• Material provided
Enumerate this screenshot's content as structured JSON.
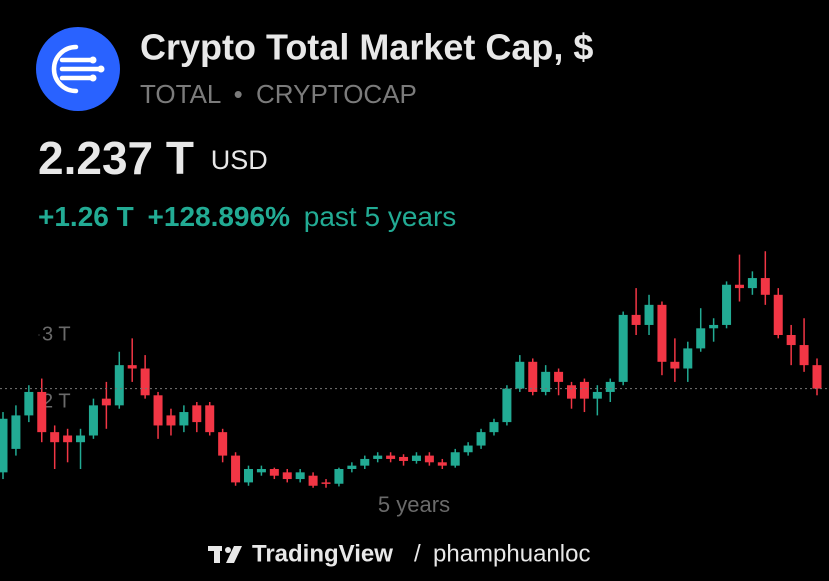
{
  "header": {
    "title": "Crypto Total Market Cap, $",
    "symbol": "TOTAL",
    "separator": "•",
    "exchange": "CRYPTOCAP",
    "price": "2.237 T",
    "currency": "USD",
    "change": "+1.26 T",
    "change_pct": "+128.896%",
    "period": "past 5 years"
  },
  "chart_data": {
    "type": "candlestick",
    "up_color": "#22ab94",
    "down_color": "#f23645",
    "ylim": [
      0.5,
      4.5
    ],
    "yticks": [
      {
        "value": 3,
        "label": "3 T"
      },
      {
        "value": 2,
        "label": "2 T"
      }
    ],
    "range_label": "5 years",
    "open": [
      0.95,
      1.3,
      1.8,
      2.15,
      1.55,
      1.5,
      1.4,
      1.5,
      2.05,
      1.95,
      2.55,
      2.5,
      2.1,
      1.8,
      1.65,
      1.95,
      1.95,
      1.55,
      1.2,
      0.8,
      0.95,
      1.0,
      0.95,
      0.85,
      0.9,
      0.8,
      0.78,
      1.0,
      1.05,
      1.15,
      1.2,
      1.18,
      1.12,
      1.2,
      1.1,
      1.05,
      1.25,
      1.35,
      1.55,
      1.7,
      2.2,
      2.6,
      2.15,
      2.45,
      2.25,
      2.3,
      2.05,
      2.15,
      2.3,
      3.3,
      3.15,
      3.45,
      2.6,
      2.5,
      2.8,
      3.1,
      3.15,
      3.75,
      3.7,
      3.85,
      3.6,
      3.0,
      2.85,
      2.55
    ],
    "high": [
      1.85,
      1.95,
      2.25,
      2.35,
      1.65,
      1.6,
      1.6,
      2.05,
      2.3,
      2.75,
      2.95,
      2.7,
      2.15,
      1.9,
      1.95,
      2.0,
      2.0,
      1.6,
      1.25,
      1.05,
      1.05,
      1.02,
      1.0,
      1.0,
      0.95,
      0.85,
      1.02,
      1.1,
      1.2,
      1.25,
      1.25,
      1.22,
      1.25,
      1.25,
      1.15,
      1.3,
      1.4,
      1.6,
      1.75,
      2.25,
      2.7,
      2.65,
      2.55,
      2.5,
      2.3,
      2.35,
      2.25,
      2.35,
      3.35,
      3.7,
      3.6,
      3.5,
      2.95,
      2.9,
      3.4,
      3.25,
      3.8,
      4.2,
      3.95,
      4.25,
      3.7,
      3.15,
      3.25,
      2.65
    ],
    "low": [
      0.85,
      1.2,
      1.7,
      1.4,
      1.0,
      1.1,
      1.0,
      1.45,
      1.6,
      1.9,
      2.3,
      2.05,
      1.45,
      1.5,
      1.55,
      1.55,
      1.5,
      1.1,
      0.75,
      0.75,
      0.9,
      0.85,
      0.8,
      0.8,
      0.72,
      0.72,
      0.74,
      0.95,
      1.0,
      1.1,
      1.1,
      1.05,
      1.08,
      1.05,
      1.0,
      1.02,
      1.2,
      1.3,
      1.5,
      1.65,
      2.15,
      2.1,
      2.1,
      2.1,
      1.9,
      1.85,
      1.8,
      2.0,
      2.25,
      3.0,
      3.0,
      2.4,
      2.3,
      2.3,
      2.75,
      2.9,
      3.1,
      3.5,
      3.6,
      3.45,
      2.95,
      2.55,
      2.45,
      2.1
    ],
    "close": [
      1.75,
      1.8,
      2.15,
      1.55,
      1.4,
      1.4,
      1.5,
      1.95,
      1.95,
      2.55,
      2.5,
      2.1,
      1.65,
      1.65,
      1.85,
      1.7,
      1.55,
      1.2,
      0.8,
      1.0,
      1.0,
      0.9,
      0.85,
      0.95,
      0.75,
      0.78,
      1.0,
      1.05,
      1.15,
      1.2,
      1.15,
      1.12,
      1.2,
      1.1,
      1.05,
      1.25,
      1.35,
      1.55,
      1.7,
      2.2,
      2.6,
      2.15,
      2.45,
      2.3,
      2.05,
      2.05,
      2.15,
      2.3,
      3.3,
      3.15,
      3.45,
      2.6,
      2.5,
      2.8,
      3.1,
      3.15,
      3.75,
      3.7,
      3.85,
      3.6,
      3.0,
      2.85,
      2.55,
      2.2
    ]
  },
  "footer": {
    "brand": "TradingView",
    "separator": "/",
    "user": "phamphuanloc"
  }
}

• Exercise instructions
Write out the entries above verbatim; the pictures do not belong in your copy.

• Exercise result
Enumerate this screenshot's content as structured JSON.
{
  "header": {
    "title": "Crypto Total Market Cap, $",
    "symbol": "TOTAL",
    "separator": "•",
    "exchange": "CRYPTOCAP",
    "price": "2.237 T",
    "currency": "USD",
    "change": "+1.26 T",
    "change_pct": "+128.896%",
    "period": "past 5 years"
  },
  "chart_data": {
    "type": "candlestick",
    "up_color": "#22ab94",
    "down_color": "#f23645",
    "ylim": [
      0.5,
      4.5
    ],
    "yticks": [
      {
        "value": 3,
        "label": "3 T"
      },
      {
        "value": 2,
        "label": "2 T"
      }
    ],
    "range_label": "5 years",
    "open": [
      0.95,
      1.3,
      1.8,
      2.15,
      1.55,
      1.5,
      1.4,
      1.5,
      2.05,
      1.95,
      2.55,
      2.5,
      2.1,
      1.8,
      1.65,
      1.95,
      1.95,
      1.55,
      1.2,
      0.8,
      0.95,
      1.0,
      0.95,
      0.85,
      0.9,
      0.8,
      0.78,
      1.0,
      1.05,
      1.15,
      1.2,
      1.18,
      1.12,
      1.2,
      1.1,
      1.05,
      1.25,
      1.35,
      1.55,
      1.7,
      2.2,
      2.6,
      2.15,
      2.45,
      2.25,
      2.3,
      2.05,
      2.15,
      2.3,
      3.3,
      3.15,
      3.45,
      2.6,
      2.5,
      2.8,
      3.1,
      3.15,
      3.75,
      3.7,
      3.85,
      3.6,
      3.0,
      2.85,
      2.55
    ],
    "high": [
      1.85,
      1.95,
      2.25,
      2.35,
      1.65,
      1.6,
      1.6,
      2.05,
      2.3,
      2.75,
      2.95,
      2.7,
      2.15,
      1.9,
      1.95,
      2.0,
      2.0,
      1.6,
      1.25,
      1.05,
      1.05,
      1.02,
      1.0,
      1.0,
      0.95,
      0.85,
      1.02,
      1.1,
      1.2,
      1.25,
      1.25,
      1.22,
      1.25,
      1.25,
      1.15,
      1.3,
      1.4,
      1.6,
      1.75,
      2.25,
      2.7,
      2.65,
      2.55,
      2.5,
      2.3,
      2.35,
      2.25,
      2.35,
      3.35,
      3.7,
      3.6,
      3.5,
      2.95,
      2.9,
      3.4,
      3.25,
      3.8,
      4.2,
      3.95,
      4.25,
      3.7,
      3.15,
      3.25,
      2.65
    ],
    "low": [
      0.85,
      1.2,
      1.7,
      1.4,
      1.0,
      1.1,
      1.0,
      1.45,
      1.6,
      1.9,
      2.3,
      2.05,
      1.45,
      1.5,
      1.55,
      1.55,
      1.5,
      1.1,
      0.75,
      0.75,
      0.9,
      0.85,
      0.8,
      0.8,
      0.72,
      0.72,
      0.74,
      0.95,
      1.0,
      1.1,
      1.1,
      1.05,
      1.08,
      1.05,
      1.0,
      1.02,
      1.2,
      1.3,
      1.5,
      1.65,
      2.15,
      2.1,
      2.1,
      2.1,
      1.9,
      1.85,
      1.8,
      2.0,
      2.25,
      3.0,
      3.0,
      2.4,
      2.3,
      2.3,
      2.75,
      2.9,
      3.1,
      3.5,
      3.6,
      3.45,
      2.95,
      2.55,
      2.45,
      2.1
    ],
    "close": [
      1.75,
      1.8,
      2.15,
      1.55,
      1.4,
      1.4,
      1.5,
      1.95,
      1.95,
      2.55,
      2.5,
      2.1,
      1.65,
      1.65,
      1.85,
      1.7,
      1.55,
      1.2,
      0.8,
      1.0,
      1.0,
      0.9,
      0.85,
      0.95,
      0.75,
      0.78,
      1.0,
      1.05,
      1.15,
      1.2,
      1.15,
      1.12,
      1.2,
      1.1,
      1.05,
      1.25,
      1.35,
      1.55,
      1.7,
      2.2,
      2.6,
      2.15,
      2.45,
      2.3,
      2.05,
      2.05,
      2.15,
      2.3,
      3.3,
      3.15,
      3.45,
      2.6,
      2.5,
      2.8,
      3.1,
      3.15,
      3.75,
      3.7,
      3.85,
      3.6,
      3.0,
      2.85,
      2.55,
      2.2
    ]
  },
  "footer": {
    "brand": "TradingView",
    "separator": "/",
    "user": "phamphuanloc"
  }
}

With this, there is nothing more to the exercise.